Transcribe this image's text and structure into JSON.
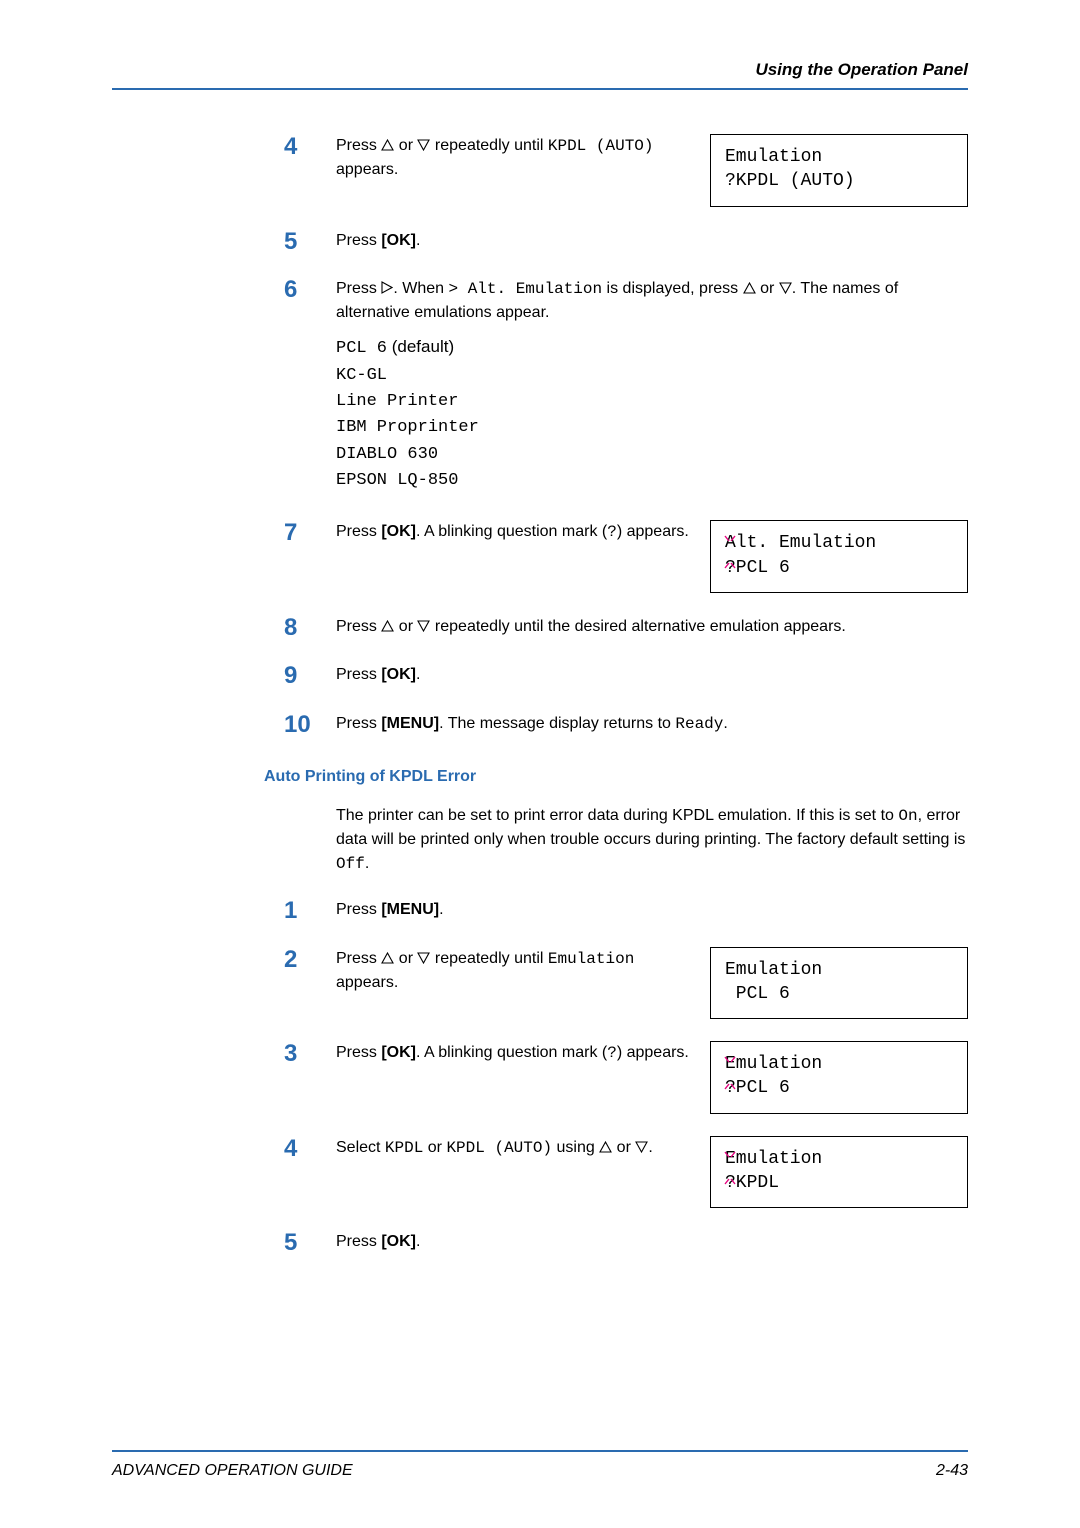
{
  "header": {
    "title": "Using the Operation Panel"
  },
  "steps_a": {
    "s4": {
      "num": "4",
      "pre": "Press ",
      "mid": " or ",
      "post": " repeatedly until ",
      "code1": "KPDL (AUTO)",
      "tail": " appears."
    },
    "s5": {
      "num": "5",
      "pre": "Press ",
      "ok": "[OK]",
      "tail": "."
    },
    "s6": {
      "num": "6",
      "pre": "Press ",
      "when": ". When ",
      "code_gt": "> Alt. Emulation",
      "disp": " is displayed, press ",
      "or": " or ",
      "tail": ". The names of alternative emulations appear."
    },
    "emulist": {
      "l1_code": "PCL 6",
      "l1_def": " (default)",
      "l2": "KC-GL",
      "l3": "Line Printer",
      "l4": "IBM Proprinter",
      "l5": "DIABLO 630",
      "l6": "EPSON LQ-850"
    },
    "s7": {
      "num": "7",
      "pre": "Press ",
      "ok": "[OK]",
      "post": ". A blinking question mark (",
      "q": "?",
      "tail": ") appears."
    },
    "s8": {
      "num": "8",
      "pre": "Press ",
      "or": " or ",
      "tail": " repeatedly until the desired alternative emulation appears."
    },
    "s9": {
      "num": "9",
      "pre": "Press ",
      "ok": "[OK]",
      "tail": "."
    },
    "s10": {
      "num": "10",
      "pre": "Press ",
      "menu": "[MENU]",
      "mid": ". The message display returns to ",
      "ready": "Ready",
      "tail": "."
    }
  },
  "section2": {
    "heading": "Auto Printing of KPDL Error",
    "para_pre": "The printer can be set to print error data during KPDL emulation. If this is set to ",
    "on": "On",
    "para_mid": ", error data will be printed only when trouble occurs during printing. The factory default setting is ",
    "off": "Off",
    "para_tail": "."
  },
  "steps_b": {
    "s1": {
      "num": "1",
      "pre": "Press ",
      "menu": "[MENU]",
      "tail": "."
    },
    "s2": {
      "num": "2",
      "pre": "Press ",
      "or": " or ",
      "post": " repeatedly until ",
      "emul": "Emulation",
      "tail": " appears."
    },
    "s3": {
      "num": "3",
      "pre": "Press ",
      "ok": "[OK]",
      "post": ". A blinking question mark (",
      "q": "?",
      "tail": ") appears."
    },
    "s4": {
      "num": "4",
      "pre": "Select ",
      "k1": "KPDL",
      "or": " or ",
      "k2": "KPDL (AUTO)",
      "using": " using ",
      "or2": " or ",
      "tail": "."
    },
    "s5": {
      "num": "5",
      "pre": "Press ",
      "ok": "[OK]",
      "tail": "."
    }
  },
  "displays": {
    "d1": {
      "l1": "Emulation",
      "l2": "?KPDL (AUTO)"
    },
    "d2": {
      "l1": "Alt. Emulation",
      "l2": "?PCL 6"
    },
    "d3": {
      "l1": "Emulation",
      "l2": " PCL 6"
    },
    "d4": {
      "l1": "Emulation",
      "l2": "?PCL 6"
    },
    "d5": {
      "l1": "Emulation",
      "l2": "?KPDL"
    }
  },
  "footer": {
    "left": "ADVANCED OPERATION GUIDE",
    "right": "2-43"
  }
}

● Do this
Gather each line in the data that holds the string "alternative".

● Answer to the task
      "tail": ". The names of alternative emulations appear."
      "tail": " repeatedly until the desired alternative emulation appears."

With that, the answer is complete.